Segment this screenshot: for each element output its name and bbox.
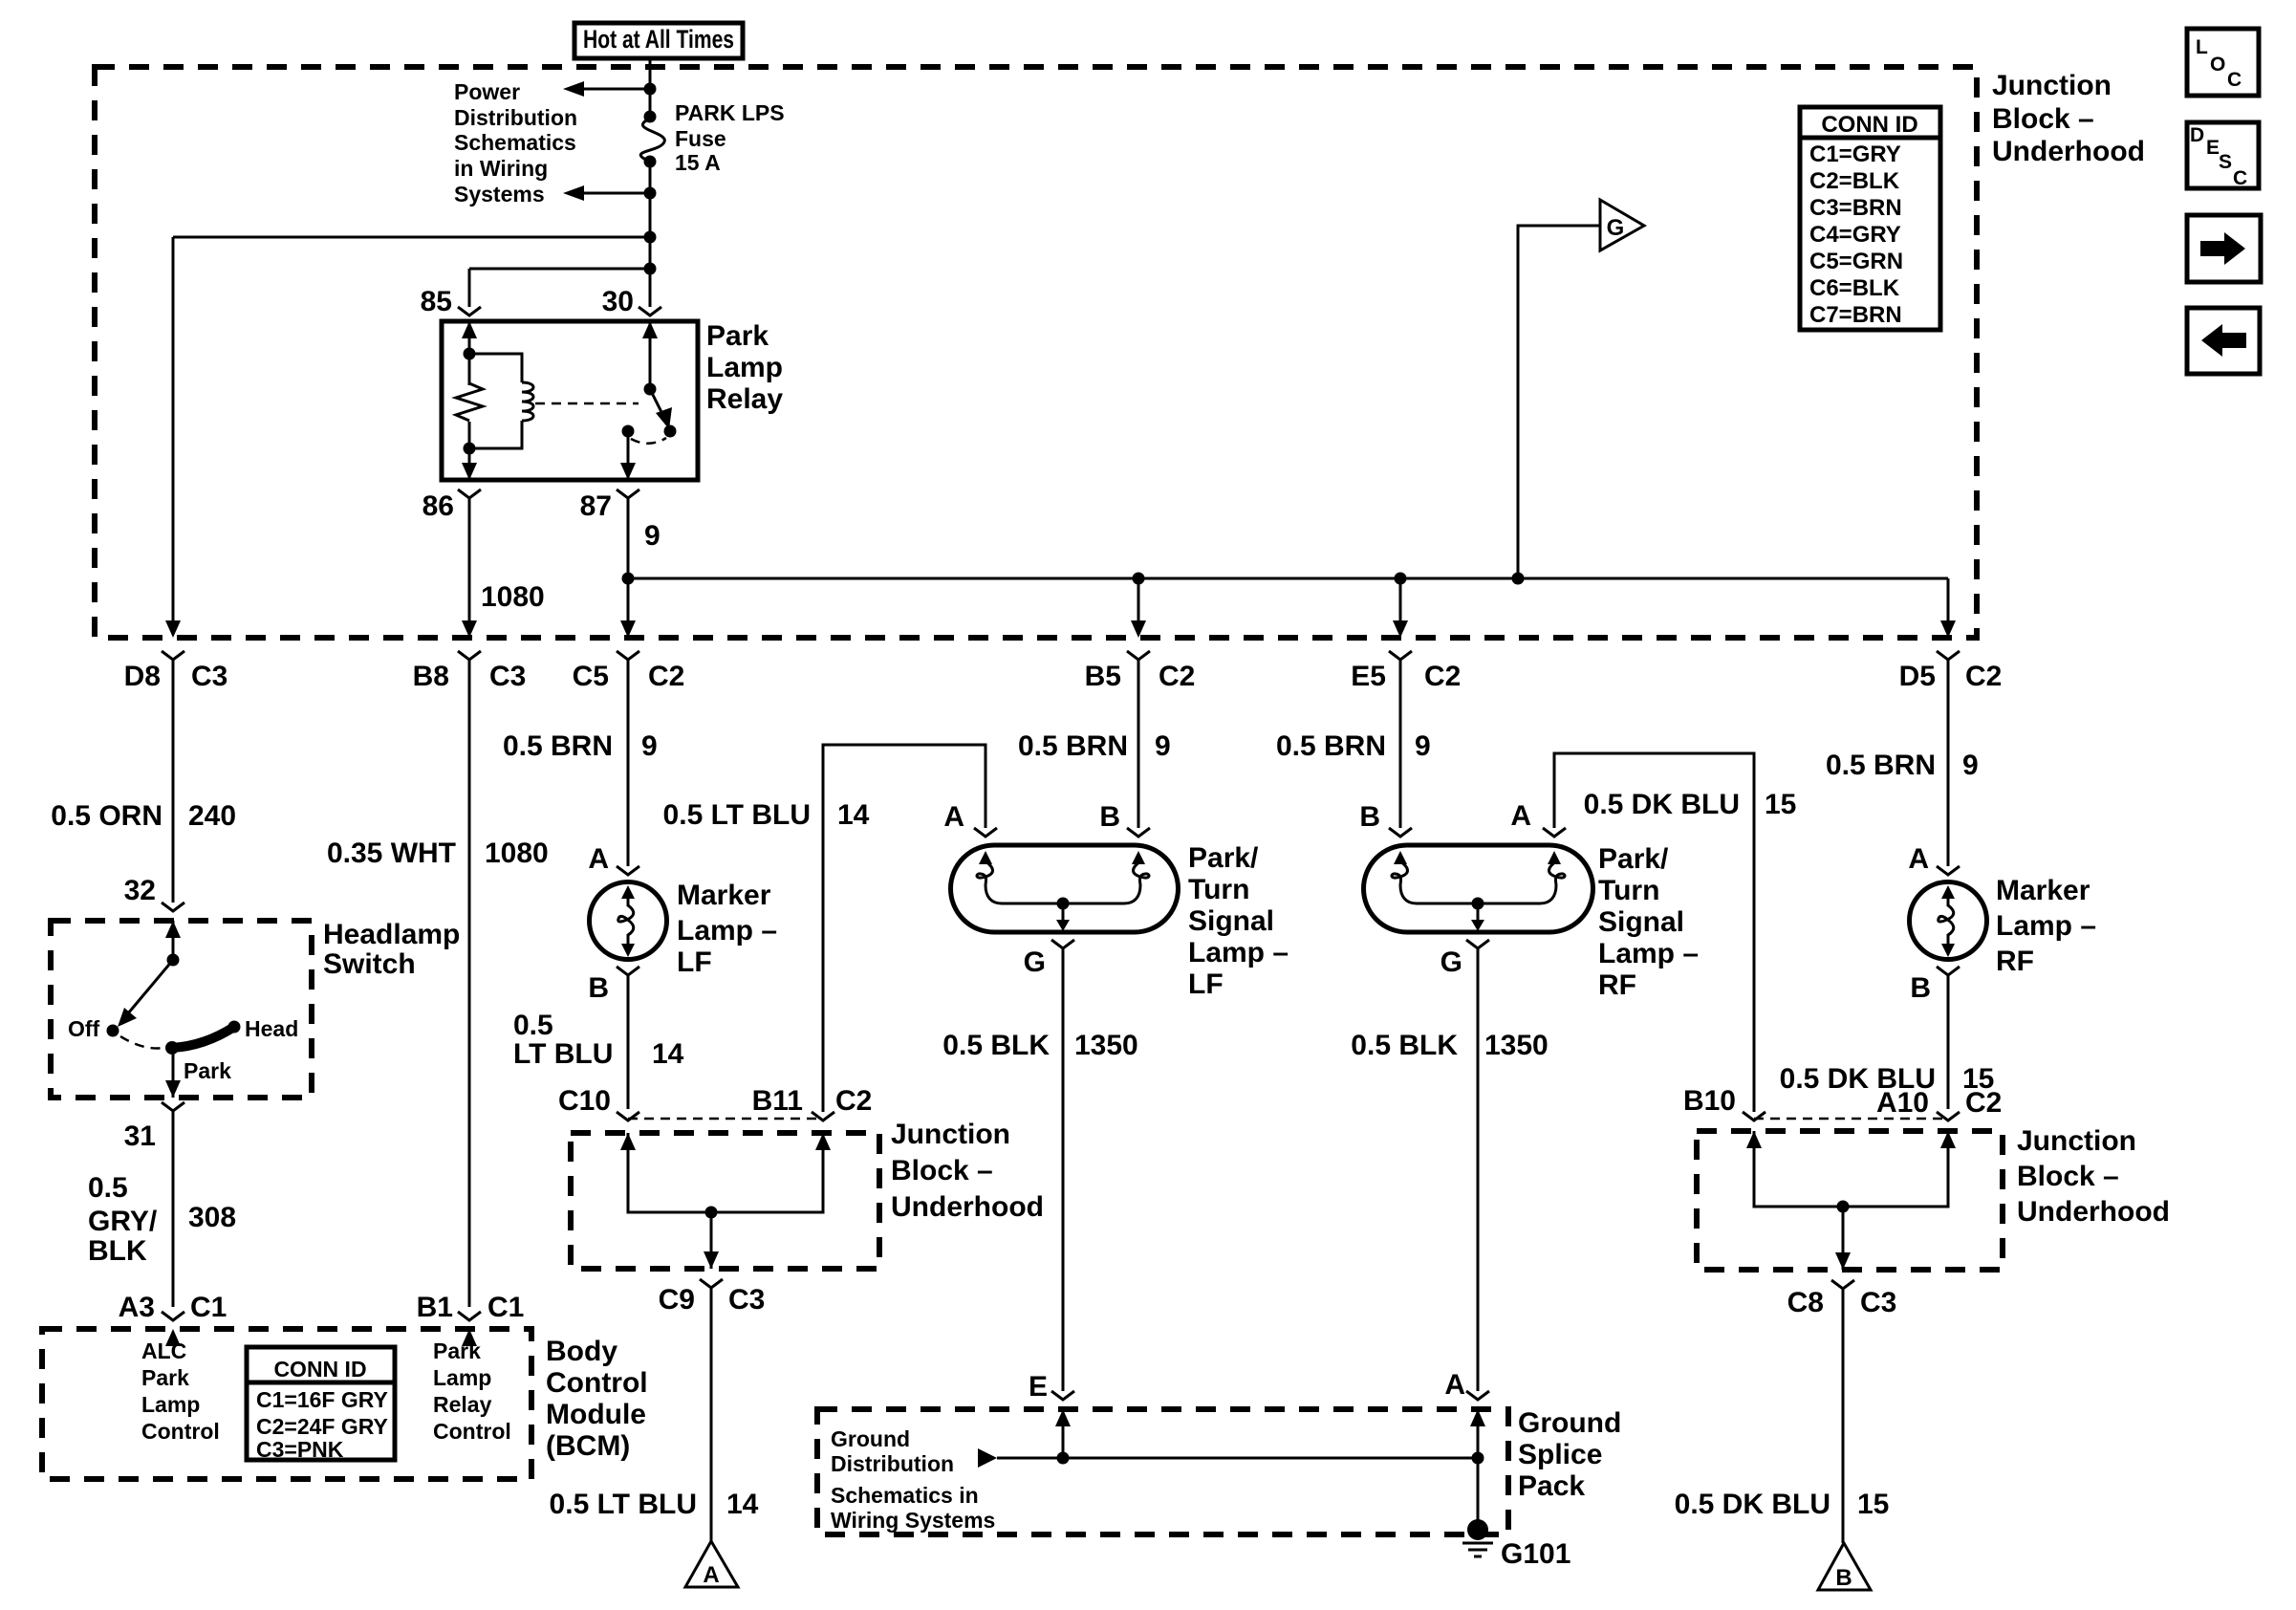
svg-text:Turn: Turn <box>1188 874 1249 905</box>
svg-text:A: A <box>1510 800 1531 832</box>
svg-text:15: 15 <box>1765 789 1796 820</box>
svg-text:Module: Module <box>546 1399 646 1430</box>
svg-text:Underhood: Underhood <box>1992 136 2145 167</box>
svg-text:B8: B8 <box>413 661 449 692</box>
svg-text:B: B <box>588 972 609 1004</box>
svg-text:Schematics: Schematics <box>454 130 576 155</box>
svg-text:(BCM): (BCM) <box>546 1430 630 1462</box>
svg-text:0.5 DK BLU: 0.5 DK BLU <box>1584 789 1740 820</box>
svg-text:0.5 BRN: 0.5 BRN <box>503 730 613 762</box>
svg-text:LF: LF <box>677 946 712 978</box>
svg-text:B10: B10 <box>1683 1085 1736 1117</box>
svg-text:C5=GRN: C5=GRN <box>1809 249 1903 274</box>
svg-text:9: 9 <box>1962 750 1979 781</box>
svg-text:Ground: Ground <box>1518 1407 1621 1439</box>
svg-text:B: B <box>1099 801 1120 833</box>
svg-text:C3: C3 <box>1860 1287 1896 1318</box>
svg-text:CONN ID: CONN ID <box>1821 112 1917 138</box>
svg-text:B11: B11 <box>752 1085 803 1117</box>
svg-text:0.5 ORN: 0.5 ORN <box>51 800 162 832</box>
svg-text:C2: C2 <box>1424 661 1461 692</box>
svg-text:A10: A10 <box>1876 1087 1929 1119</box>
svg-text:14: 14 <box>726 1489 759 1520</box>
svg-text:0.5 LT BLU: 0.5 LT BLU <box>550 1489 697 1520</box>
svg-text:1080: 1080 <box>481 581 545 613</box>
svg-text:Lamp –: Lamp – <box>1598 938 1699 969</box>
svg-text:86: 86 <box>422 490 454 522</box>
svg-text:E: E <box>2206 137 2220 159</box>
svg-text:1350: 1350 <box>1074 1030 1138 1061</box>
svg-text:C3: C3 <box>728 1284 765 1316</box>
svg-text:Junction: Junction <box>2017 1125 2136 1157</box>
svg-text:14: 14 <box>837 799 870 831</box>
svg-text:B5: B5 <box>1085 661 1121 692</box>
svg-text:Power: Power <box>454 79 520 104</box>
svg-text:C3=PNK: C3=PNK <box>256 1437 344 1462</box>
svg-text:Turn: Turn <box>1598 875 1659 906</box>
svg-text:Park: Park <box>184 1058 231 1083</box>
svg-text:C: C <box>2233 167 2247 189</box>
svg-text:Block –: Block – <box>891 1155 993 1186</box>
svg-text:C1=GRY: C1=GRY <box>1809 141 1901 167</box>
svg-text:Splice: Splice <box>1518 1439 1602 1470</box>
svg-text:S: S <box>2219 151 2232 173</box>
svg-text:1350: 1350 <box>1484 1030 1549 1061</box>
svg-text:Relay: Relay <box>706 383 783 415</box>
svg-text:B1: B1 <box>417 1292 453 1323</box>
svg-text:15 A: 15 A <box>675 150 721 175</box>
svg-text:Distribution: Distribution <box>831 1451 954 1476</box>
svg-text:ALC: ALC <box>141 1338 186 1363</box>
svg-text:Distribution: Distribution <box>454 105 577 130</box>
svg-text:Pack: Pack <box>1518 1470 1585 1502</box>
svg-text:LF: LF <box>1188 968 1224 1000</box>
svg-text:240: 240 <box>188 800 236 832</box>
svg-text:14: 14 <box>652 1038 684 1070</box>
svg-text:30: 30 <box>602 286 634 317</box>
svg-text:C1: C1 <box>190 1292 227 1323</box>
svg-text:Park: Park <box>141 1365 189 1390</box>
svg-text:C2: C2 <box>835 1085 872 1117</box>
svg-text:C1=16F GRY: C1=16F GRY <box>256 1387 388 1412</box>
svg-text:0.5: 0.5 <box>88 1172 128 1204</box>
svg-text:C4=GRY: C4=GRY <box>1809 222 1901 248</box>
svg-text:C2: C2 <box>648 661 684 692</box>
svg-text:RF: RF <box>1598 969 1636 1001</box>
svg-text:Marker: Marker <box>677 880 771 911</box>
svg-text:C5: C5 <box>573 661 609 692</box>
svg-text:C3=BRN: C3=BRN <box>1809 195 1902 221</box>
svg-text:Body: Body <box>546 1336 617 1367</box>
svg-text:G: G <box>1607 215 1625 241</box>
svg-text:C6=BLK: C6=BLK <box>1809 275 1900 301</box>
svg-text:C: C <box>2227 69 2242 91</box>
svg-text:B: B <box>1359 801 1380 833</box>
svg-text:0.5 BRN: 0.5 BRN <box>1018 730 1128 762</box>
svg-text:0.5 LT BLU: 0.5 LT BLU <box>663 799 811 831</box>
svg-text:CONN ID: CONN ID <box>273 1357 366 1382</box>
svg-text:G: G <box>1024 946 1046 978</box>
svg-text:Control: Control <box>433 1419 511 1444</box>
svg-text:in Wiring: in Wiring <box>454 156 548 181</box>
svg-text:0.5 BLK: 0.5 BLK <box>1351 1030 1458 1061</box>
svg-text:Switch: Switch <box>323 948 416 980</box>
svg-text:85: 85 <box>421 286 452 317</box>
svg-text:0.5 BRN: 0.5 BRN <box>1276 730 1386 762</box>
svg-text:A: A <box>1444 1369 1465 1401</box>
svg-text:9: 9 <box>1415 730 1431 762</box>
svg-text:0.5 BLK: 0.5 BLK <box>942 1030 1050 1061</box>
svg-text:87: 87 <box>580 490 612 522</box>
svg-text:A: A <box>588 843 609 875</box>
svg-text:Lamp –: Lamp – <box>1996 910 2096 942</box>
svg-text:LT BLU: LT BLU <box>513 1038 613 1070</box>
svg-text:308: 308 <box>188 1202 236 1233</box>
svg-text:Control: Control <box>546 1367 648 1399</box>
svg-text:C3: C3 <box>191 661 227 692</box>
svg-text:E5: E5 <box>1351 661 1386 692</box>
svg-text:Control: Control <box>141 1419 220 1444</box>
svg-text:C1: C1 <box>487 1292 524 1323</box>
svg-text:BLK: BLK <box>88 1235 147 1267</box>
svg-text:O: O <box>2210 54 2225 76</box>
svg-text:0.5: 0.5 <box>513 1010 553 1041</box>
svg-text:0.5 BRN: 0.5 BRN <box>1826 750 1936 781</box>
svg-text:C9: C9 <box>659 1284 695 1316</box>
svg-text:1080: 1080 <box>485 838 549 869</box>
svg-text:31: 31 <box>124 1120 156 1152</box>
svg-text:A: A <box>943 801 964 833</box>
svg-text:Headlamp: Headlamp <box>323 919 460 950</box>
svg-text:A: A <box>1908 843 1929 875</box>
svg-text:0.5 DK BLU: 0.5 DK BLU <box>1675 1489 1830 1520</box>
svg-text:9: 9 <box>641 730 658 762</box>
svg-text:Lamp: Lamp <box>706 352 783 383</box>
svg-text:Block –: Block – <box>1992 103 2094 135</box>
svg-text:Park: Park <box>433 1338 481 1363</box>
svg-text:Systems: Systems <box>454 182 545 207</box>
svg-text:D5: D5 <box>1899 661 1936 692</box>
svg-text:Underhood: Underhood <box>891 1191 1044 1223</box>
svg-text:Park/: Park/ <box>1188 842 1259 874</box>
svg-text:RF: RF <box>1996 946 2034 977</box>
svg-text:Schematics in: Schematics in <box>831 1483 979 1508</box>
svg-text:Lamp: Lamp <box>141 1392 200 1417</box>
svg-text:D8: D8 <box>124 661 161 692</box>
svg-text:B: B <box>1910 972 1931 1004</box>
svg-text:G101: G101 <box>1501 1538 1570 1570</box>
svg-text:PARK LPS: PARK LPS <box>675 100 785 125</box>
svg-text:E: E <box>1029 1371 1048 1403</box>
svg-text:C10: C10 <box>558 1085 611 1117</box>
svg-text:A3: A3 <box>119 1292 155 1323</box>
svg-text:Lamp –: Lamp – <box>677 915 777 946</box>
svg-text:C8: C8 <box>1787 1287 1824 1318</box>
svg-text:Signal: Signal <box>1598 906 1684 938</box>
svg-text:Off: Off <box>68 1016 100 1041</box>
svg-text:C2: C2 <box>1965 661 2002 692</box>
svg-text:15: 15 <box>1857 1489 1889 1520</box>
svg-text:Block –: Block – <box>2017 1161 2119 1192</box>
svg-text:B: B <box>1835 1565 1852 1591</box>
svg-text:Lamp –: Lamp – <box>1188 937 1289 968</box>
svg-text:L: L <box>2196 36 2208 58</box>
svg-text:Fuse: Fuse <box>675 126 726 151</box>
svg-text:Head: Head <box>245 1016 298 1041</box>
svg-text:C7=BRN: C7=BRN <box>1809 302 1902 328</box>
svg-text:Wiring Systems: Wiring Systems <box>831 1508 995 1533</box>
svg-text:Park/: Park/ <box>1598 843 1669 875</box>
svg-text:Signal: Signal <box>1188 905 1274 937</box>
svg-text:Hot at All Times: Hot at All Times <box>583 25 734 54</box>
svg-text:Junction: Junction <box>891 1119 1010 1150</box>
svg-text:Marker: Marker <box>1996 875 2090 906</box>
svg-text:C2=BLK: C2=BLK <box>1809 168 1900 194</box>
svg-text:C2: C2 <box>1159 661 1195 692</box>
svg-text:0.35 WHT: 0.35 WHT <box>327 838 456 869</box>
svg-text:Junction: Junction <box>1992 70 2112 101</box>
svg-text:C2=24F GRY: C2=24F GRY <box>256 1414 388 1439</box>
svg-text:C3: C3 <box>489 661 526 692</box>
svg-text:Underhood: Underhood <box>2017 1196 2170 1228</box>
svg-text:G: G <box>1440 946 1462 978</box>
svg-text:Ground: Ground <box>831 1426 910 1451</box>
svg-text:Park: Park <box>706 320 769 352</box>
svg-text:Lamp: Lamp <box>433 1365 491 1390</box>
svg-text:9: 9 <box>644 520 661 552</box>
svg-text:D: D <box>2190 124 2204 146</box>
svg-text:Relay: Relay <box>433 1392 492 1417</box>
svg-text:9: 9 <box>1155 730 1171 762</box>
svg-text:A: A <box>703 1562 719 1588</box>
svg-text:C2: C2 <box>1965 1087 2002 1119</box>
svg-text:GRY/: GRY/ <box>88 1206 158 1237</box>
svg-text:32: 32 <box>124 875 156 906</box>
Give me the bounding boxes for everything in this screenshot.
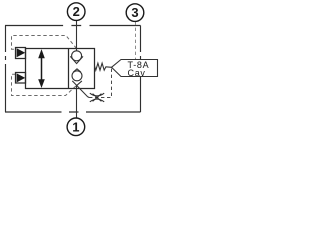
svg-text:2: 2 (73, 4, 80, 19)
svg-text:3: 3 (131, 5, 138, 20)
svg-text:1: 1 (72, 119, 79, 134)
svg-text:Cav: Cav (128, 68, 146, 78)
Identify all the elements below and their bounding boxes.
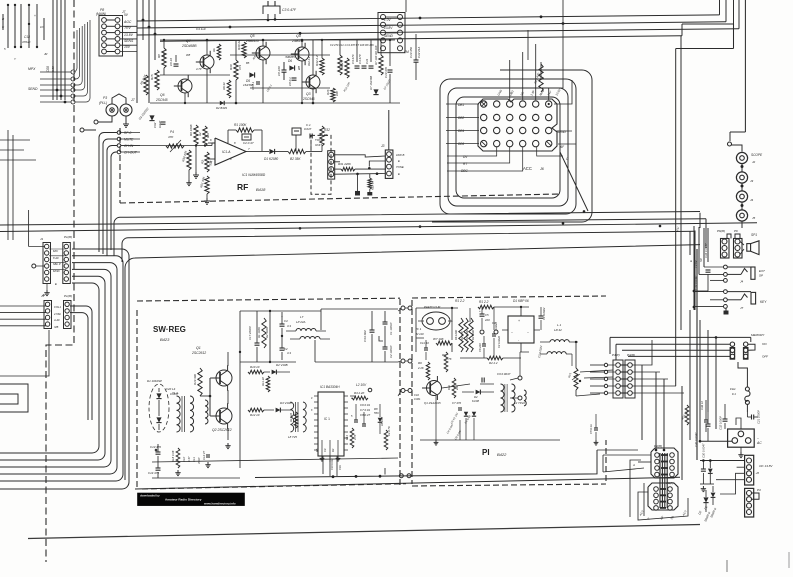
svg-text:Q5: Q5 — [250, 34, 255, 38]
◆ ◆ ◆
### Task to complete
Rewrite the rows from the line with "svg-text:2: 2 (73, 4, 80, 19)" up to and including the last row, with "svg-text" replaced by "text" and everything else unchanged. Leave the pictures out of the answer.

### Result
text:2: 2 (73, 4, 80, 19)
text:3: 3 (131, 5, 138, 20)
text:1: 1 (72, 119, 79, 134)
text:Cav: Cav (128, 68, 146, 78)
Identify all the elements below and their bounding boxes.
text:Q5: Q5 — [250, 34, 255, 38]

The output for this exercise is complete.